» Task to carry out
Pictures do not belong in the copy, so please give every entry below again exactly.

» Source records

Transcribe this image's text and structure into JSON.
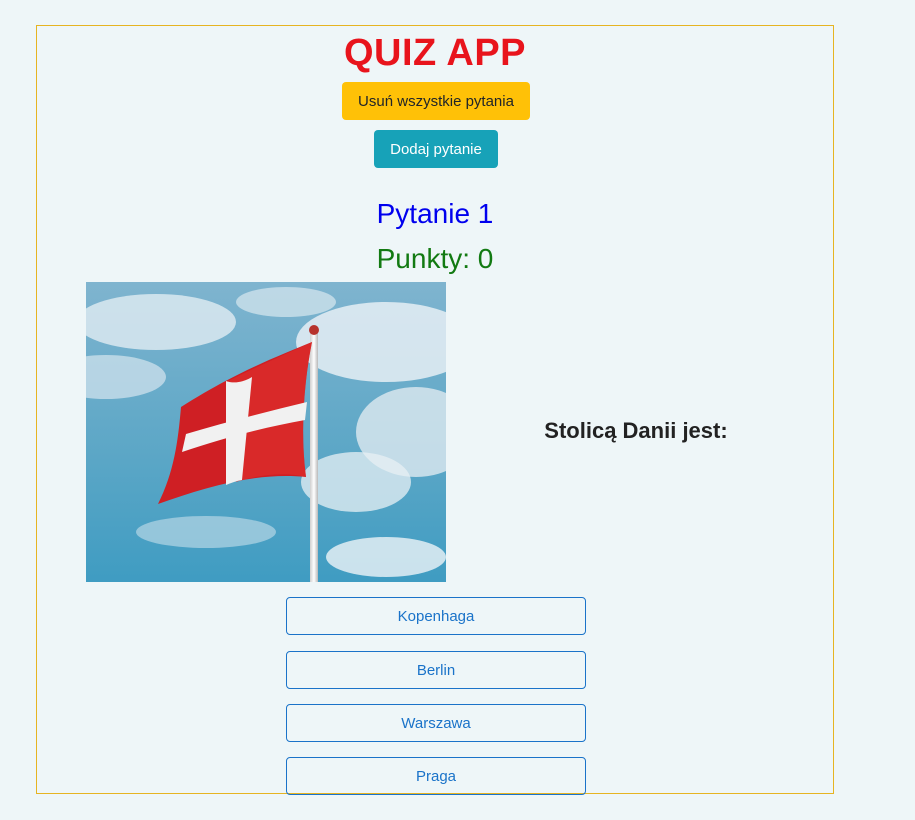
{
  "app": {
    "title": "QUIZ APP"
  },
  "controls": {
    "delete_all_label": "Usuń wszystkie pytania",
    "add_question_label": "Dodaj pytanie",
    "delete_color": "#ffc107",
    "add_color": "#17a2b8"
  },
  "quiz": {
    "question_number": "Pytanie 1",
    "points": "Punkty: 0",
    "question": "Stolicą Danii jest:",
    "image_icon": "danish-flag-on-pole-photo",
    "answers": [
      {
        "label": "Kopenhaga"
      },
      {
        "label": "Berlin"
      },
      {
        "label": "Warszawa"
      },
      {
        "label": "Praga"
      }
    ]
  },
  "colors": {
    "title": "#e8141c",
    "question_number": "#0000ee",
    "points": "#127a12",
    "answer_border": "#1a73c9",
    "frame_border": "#e6b422"
  }
}
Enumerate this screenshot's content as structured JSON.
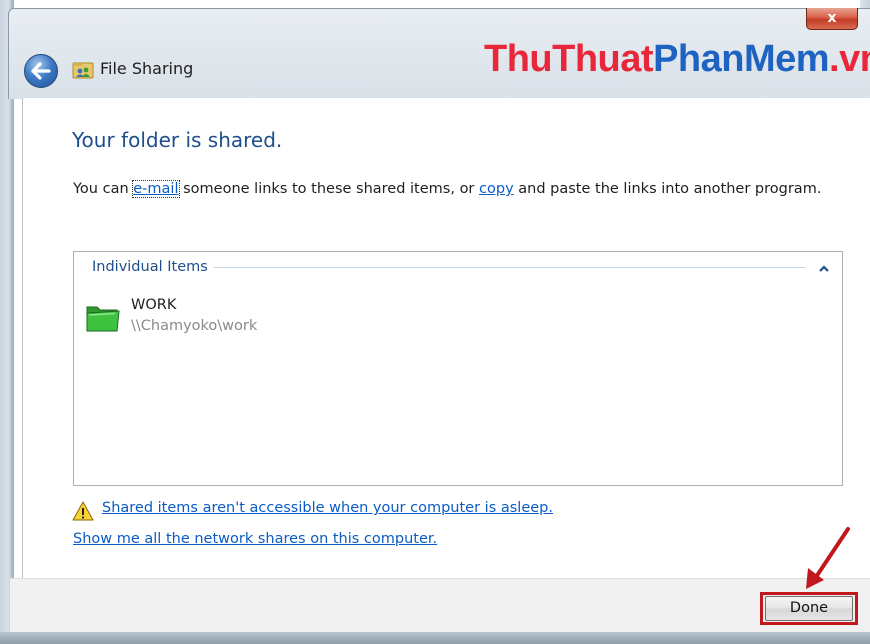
{
  "window": {
    "title": "File Sharing",
    "close_glyph": "x",
    "back_icon": "back-arrow-icon"
  },
  "watermark": {
    "part1": "ThuThuat",
    "part2": "PhanMem",
    "part3": ".vn",
    "colors": {
      "red": "#e8283a",
      "blue": "#1e63c2"
    }
  },
  "main": {
    "heading": "Your folder is shared.",
    "desc_prefix": "You can ",
    "email_link": "e-mail",
    "desc_middle": " someone links to these shared items, or ",
    "copy_link": "copy",
    "desc_suffix": " and paste the links into another program."
  },
  "items_panel": {
    "group_label": "Individual Items",
    "items": [
      {
        "name": "WORK",
        "path": "\\\\Chamyoko\\work",
        "icon": "folder-icon"
      }
    ]
  },
  "links": {
    "asleep_warning": "Shared items aren't accessible when your computer is asleep.",
    "network_shares": "Show me all the network shares on this computer."
  },
  "footer": {
    "done_label": "Done"
  },
  "colors": {
    "heading": "#1e4e8c",
    "link": "#0a5cc4",
    "highlight": "#c0181c"
  }
}
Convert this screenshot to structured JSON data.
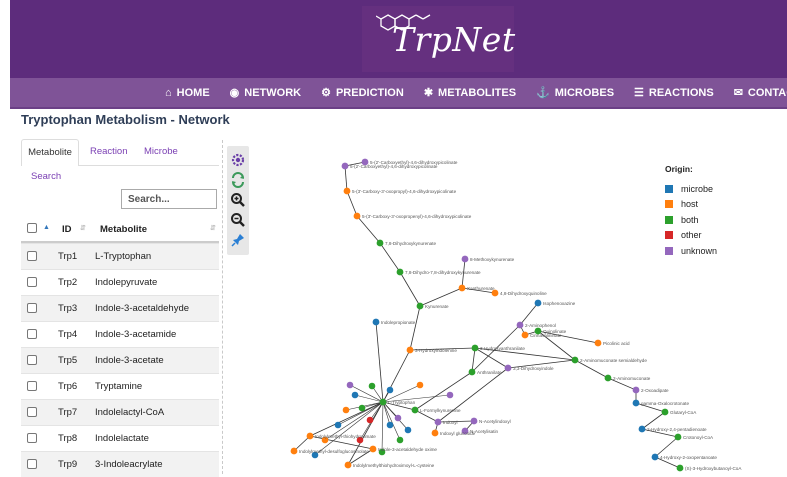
{
  "brand": {
    "logo_text": "TrpNet"
  },
  "nav": {
    "items": [
      {
        "label": "HOME",
        "icon": "home-icon"
      },
      {
        "label": "NETWORK",
        "icon": "eye-icon"
      },
      {
        "label": "PREDICTION",
        "icon": "gears-icon"
      },
      {
        "label": "METABOLITES",
        "icon": "asterisk-icon"
      },
      {
        "label": "MICROBES",
        "icon": "anchor-icon"
      },
      {
        "label": "REACTIONS",
        "icon": "database-icon"
      },
      {
        "label": "CONTACT",
        "icon": "envelope-icon"
      }
    ]
  },
  "page": {
    "title": "Tryptophan Metabolism - Network"
  },
  "tabs": {
    "metabolite": "Metabolite",
    "reaction": "Reaction",
    "microbe": "Microbe",
    "search": "Search"
  },
  "search": {
    "placeholder": "Search..."
  },
  "table": {
    "headers": {
      "id": "ID",
      "metabolite": "Metabolite"
    },
    "rows": [
      {
        "id": "Trp1",
        "name": "L-Tryptophan"
      },
      {
        "id": "Trp2",
        "name": "Indolepyruvate"
      },
      {
        "id": "Trp3",
        "name": "Indole-3-acetaldehyde"
      },
      {
        "id": "Trp4",
        "name": "Indole-3-acetamide"
      },
      {
        "id": "Trp5",
        "name": "Indole-3-acetate"
      },
      {
        "id": "Trp6",
        "name": "Tryptamine"
      },
      {
        "id": "Trp7",
        "name": "Indolelactyl-CoA"
      },
      {
        "id": "Trp8",
        "name": "Indolelactate"
      },
      {
        "id": "Trp9",
        "name": "3-Indoleacrylate"
      }
    ]
  },
  "toolbar": {
    "tools": [
      {
        "name": "settings-gear-icon"
      },
      {
        "name": "refresh-icon"
      },
      {
        "name": "zoom-in-icon"
      },
      {
        "name": "zoom-out-icon"
      },
      {
        "name": "pin-icon"
      }
    ]
  },
  "legend": {
    "title": "Origin:",
    "items": [
      {
        "label": "microbe",
        "color": "#1f77b4"
      },
      {
        "label": "host",
        "color": "#ff7f0e"
      },
      {
        "label": "both",
        "color": "#2ca02c"
      },
      {
        "label": "other",
        "color": "#d62728"
      },
      {
        "label": "unknown",
        "color": "#9467bd"
      }
    ]
  },
  "network": {
    "nodes": [
      {
        "label": "5-(2'-Carboxyethyl)-4,6-dihydroxypicolinate",
        "origin": "unknown"
      },
      {
        "label": "5-(2'-Carboxyethyl)-4,6-dihydroxypicolinate",
        "origin": "unknown"
      },
      {
        "label": "5-(3'-Carboxy-3'-oxopropyl)-4,6-dihydroxypicolinate",
        "origin": "host"
      },
      {
        "label": "5-(3'-Carboxy-3'-oxopropenyl)-4,6-dihydroxypicolinate",
        "origin": "host"
      },
      {
        "label": "7,8-Dihydroxykynurenate",
        "origin": "both"
      },
      {
        "label": "8-Methoxykynurenate",
        "origin": "unknown"
      },
      {
        "label": "7,8-Dihydro-7,8-dihydroxykynurenate",
        "origin": "both"
      },
      {
        "label": "Xanthurenate",
        "origin": "host"
      },
      {
        "label": "4,8-Dihydroxyquinoline",
        "origin": "host"
      },
      {
        "label": "Isophenoxazine",
        "origin": "microbe"
      },
      {
        "label": "Kynurenate",
        "origin": "both"
      },
      {
        "label": "Indolepropionate",
        "origin": "microbe"
      },
      {
        "label": "2-Aminophenol",
        "origin": "unknown"
      },
      {
        "label": "Cinnavalininate",
        "origin": "host"
      },
      {
        "label": "Quinolinate",
        "origin": "both"
      },
      {
        "label": "Picolinic acid",
        "origin": "host"
      },
      {
        "label": "3-Hydroxyindolenine",
        "origin": "host"
      },
      {
        "label": "3-Hydroxyanthranilate",
        "origin": "both"
      },
      {
        "label": "Anthranilate",
        "origin": "both"
      },
      {
        "label": "3,3-Dihydroxyindole",
        "origin": "unknown"
      },
      {
        "label": "2-Aminomuconate semialdehyde",
        "origin": "both"
      },
      {
        "label": "2-Aminomuconate",
        "origin": "both"
      },
      {
        "label": "2-Oxoadipate",
        "origin": "unknown"
      },
      {
        "label": "gamma-Oxalocrotonate",
        "origin": "microbe"
      },
      {
        "label": "Glutaryl-CoA",
        "origin": "both"
      },
      {
        "label": "2-Hydroxy-2,4-pentadienoate",
        "origin": "microbe"
      },
      {
        "label": "Crotonoyl-CoA",
        "origin": "both"
      },
      {
        "label": "4-Hydroxy-2-oxopentanoate",
        "origin": "microbe"
      },
      {
        "label": "(S)-3-Hydroxybutanoyl-CoA",
        "origin": "both"
      },
      {
        "label": "L-Formylkynurenine",
        "origin": "both"
      },
      {
        "label": "Indoxyl",
        "origin": "unknown"
      },
      {
        "label": "N-Acetylindoxyl",
        "origin": "unknown"
      },
      {
        "label": "N-Acetylisatin",
        "origin": "unknown"
      },
      {
        "label": "Indoxyl glucoside",
        "origin": "host"
      },
      {
        "label": "L-Tryptophan",
        "origin": "both"
      },
      {
        "label": "Indolylmethyl-desulfoglucosinolate",
        "origin": "host"
      },
      {
        "label": "Indolylmethyl-thiohydroximate",
        "origin": "host"
      },
      {
        "label": "Indole-3-acetaldehyde oxime",
        "origin": "host"
      },
      {
        "label": "Indolylmethylthiohydroximoyl-L-cysteine",
        "origin": "host"
      }
    ]
  }
}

» Solution to this task
Transcribe this image's text and structure into JSON.
{
  "app": {
    "title": "QUIZ APP"
  },
  "controls": {
    "delete_all_label": "Usuń wszystkie pytania",
    "add_question_label": "Dodaj pytanie",
    "delete_color": "#ffc107",
    "add_color": "#17a2b8"
  },
  "quiz": {
    "question_number": "Pytanie 1",
    "points": "Punkty: 0",
    "question": "Stolicą Danii jest:",
    "image_icon": "danish-flag-on-pole-photo",
    "answers": [
      {
        "label": "Kopenhaga"
      },
      {
        "label": "Berlin"
      },
      {
        "label": "Warszawa"
      },
      {
        "label": "Praga"
      }
    ]
  },
  "colors": {
    "title": "#e8141c",
    "question_number": "#0000ee",
    "points": "#127a12",
    "answer_border": "#1a73c9",
    "frame_border": "#e6b422"
  }
}
Enumerate this screenshot's content as structured JSON.
{
  "window": {
    "title": "File Sharing",
    "close_glyph": "x",
    "back_icon": "back-arrow-icon"
  },
  "watermark": {
    "part1": "ThuThuat",
    "part2": "PhanMem",
    "part3": ".vn",
    "colors": {
      "red": "#e8283a",
      "blue": "#1e63c2"
    }
  },
  "main": {
    "heading": "Your folder is shared.",
    "desc_prefix": "You can ",
    "email_link": "e-mail",
    "desc_middle": " someone links to these shared items, or ",
    "copy_link": "copy",
    "desc_suffix": " and paste the links into another program."
  },
  "items_panel": {
    "group_label": "Individual Items",
    "items": [
      {
        "name": "WORK",
        "path": "\\\\Chamyoko\\work",
        "icon": "folder-icon"
      }
    ]
  },
  "links": {
    "asleep_warning": "Shared items aren't accessible when your computer is asleep.",
    "network_shares": "Show me all the network shares on this computer."
  },
  "footer": {
    "done_label": "Done"
  },
  "colors": {
    "heading": "#1e4e8c",
    "link": "#0a5cc4",
    "highlight": "#c0181c"
  }
}
Convert this screenshot to structured JSON data.
{
  "brand": {
    "logo_text": "TrpNet"
  },
  "nav": {
    "items": [
      {
        "label": "HOME",
        "icon": "home-icon"
      },
      {
        "label": "NETWORK",
        "icon": "eye-icon"
      },
      {
        "label": "PREDICTION",
        "icon": "gears-icon"
      },
      {
        "label": "METABOLITES",
        "icon": "asterisk-icon"
      },
      {
        "label": "MICROBES",
        "icon": "anchor-icon"
      },
      {
        "label": "REACTIONS",
        "icon": "database-icon"
      },
      {
        "label": "CONTACT",
        "icon": "envelope-icon"
      }
    ]
  },
  "page": {
    "title": "Tryptophan Metabolism - Network"
  },
  "tabs": {
    "metabolite": "Metabolite",
    "reaction": "Reaction",
    "microbe": "Microbe",
    "search": "Search"
  },
  "search": {
    "placeholder": "Search..."
  },
  "table": {
    "headers": {
      "id": "ID",
      "metabolite": "Metabolite"
    },
    "rows": [
      {
        "id": "Trp1",
        "name": "L-Tryptophan"
      },
      {
        "id": "Trp2",
        "name": "Indolepyruvate"
      },
      {
        "id": "Trp3",
        "name": "Indole-3-acetaldehyde"
      },
      {
        "id": "Trp4",
        "name": "Indole-3-acetamide"
      },
      {
        "id": "Trp5",
        "name": "Indole-3-acetate"
      },
      {
        "id": "Trp6",
        "name": "Tryptamine"
      },
      {
        "id": "Trp7",
        "name": "Indolelactyl-CoA"
      },
      {
        "id": "Trp8",
        "name": "Indolelactate"
      },
      {
        "id": "Trp9",
        "name": "3-Indoleacrylate"
      }
    ]
  },
  "toolbar": {
    "tools": [
      {
        "name": "settings-gear-icon"
      },
      {
        "name": "refresh-icon"
      },
      {
        "name": "zoom-in-icon"
      },
      {
        "name": "zoom-out-icon"
      },
      {
        "name": "pin-icon"
      }
    ]
  },
  "legend": {
    "title": "Origin:",
    "items": [
      {
        "label": "microbe",
        "color": "#1f77b4"
      },
      {
        "label": "host",
        "color": "#ff7f0e"
      },
      {
        "label": "both",
        "color": "#2ca02c"
      },
      {
        "label": "other",
        "color": "#d62728"
      },
      {
        "label": "unknown",
        "color": "#9467bd"
      }
    ]
  },
  "network": {
    "nodes": [
      {
        "label": "5-(2'-Carboxyethyl)-4,6-dihydroxypicolinate",
        "origin": "unknown"
      },
      {
        "label": "5-(2'-Carboxyethyl)-4,6-dihydroxypicolinate",
        "origin": "unknown"
      },
      {
        "label": "5-(3'-Carboxy-3'-oxopropyl)-4,6-dihydroxypicolinate",
        "origin": "host"
      },
      {
        "label": "5-(3'-Carboxy-3'-oxopropenyl)-4,6-dihydroxypicolinate",
        "origin": "host"
      },
      {
        "label": "7,8-Dihydroxykynurenate",
        "origin": "both"
      },
      {
        "label": "8-Methoxykynurenate",
        "origin": "unknown"
      },
      {
        "label": "7,8-Dihydro-7,8-dihydroxykynurenate",
        "origin": "both"
      },
      {
        "label": "Xanthurenate",
        "origin": "host"
      },
      {
        "label": "4,8-Dihydroxyquinoline",
        "origin": "host"
      },
      {
        "label": "Isophenoxazine",
        "origin": "microbe"
      },
      {
        "label": "Kynurenate",
        "origin": "both"
      },
      {
        "label": "Indolepropionate",
        "origin": "microbe"
      },
      {
        "label": "2-Aminophenol",
        "origin": "unknown"
      },
      {
        "label": "Cinnavalininate",
        "origin": "host"
      },
      {
        "label": "Quinolinate",
        "origin": "both"
      },
      {
        "label": "Picolinic acid",
        "origin": "host"
      },
      {
        "label": "3-Hydroxyindolenine",
        "origin": "host"
      },
      {
        "label": "3-Hydroxyanthranilate",
        "origin": "both"
      },
      {
        "label": "Anthranilate",
        "origin": "both"
      },
      {
        "label": "3,3-Dihydroxyindole",
        "origin": "unknown"
      },
      {
        "label": "2-Aminomuconate semialdehyde",
        "origin": "both"
      },
      {
        "label": "2-Aminomuconate",
        "origin": "both"
      },
      {
        "label": "2-Oxoadipate",
        "origin": "unknown"
      },
      {
        "label": "gamma-Oxalocrotonate",
        "origin": "microbe"
      },
      {
        "label": "Glutaryl-CoA",
        "origin": "both"
      },
      {
        "label": "2-Hydroxy-2,4-pentadienoate",
        "origin": "microbe"
      },
      {
        "label": "Crotonoyl-CoA",
        "origin": "both"
      },
      {
        "label": "4-Hydroxy-2-oxopentanoate",
        "origin": "microbe"
      },
      {
        "label": "(S)-3-Hydroxybutanoyl-CoA",
        "origin": "both"
      },
      {
        "label": "L-Formylkynurenine",
        "origin": "both"
      },
      {
        "label": "Indoxyl",
        "origin": "unknown"
      },
      {
        "label": "N-Acetylindoxyl",
        "origin": "unknown"
      },
      {
        "label": "N-Acetylisatin",
        "origin": "unknown"
      },
      {
        "label": "Indoxyl glucoside",
        "origin": "host"
      },
      {
        "label": "L-Tryptophan",
        "origin": "both"
      },
      {
        "label": "Indolylmethyl-desulfoglucosinolate",
        "origin": "host"
      },
      {
        "label": "Indolylmethyl-thiohydroximate",
        "origin": "host"
      },
      {
        "label": "Indole-3-acetaldehyde oxime",
        "origin": "host"
      },
      {
        "label": "Indolylmethylthiohydroximoyl-L-cysteine",
        "origin": "host"
      }
    ]
  }
}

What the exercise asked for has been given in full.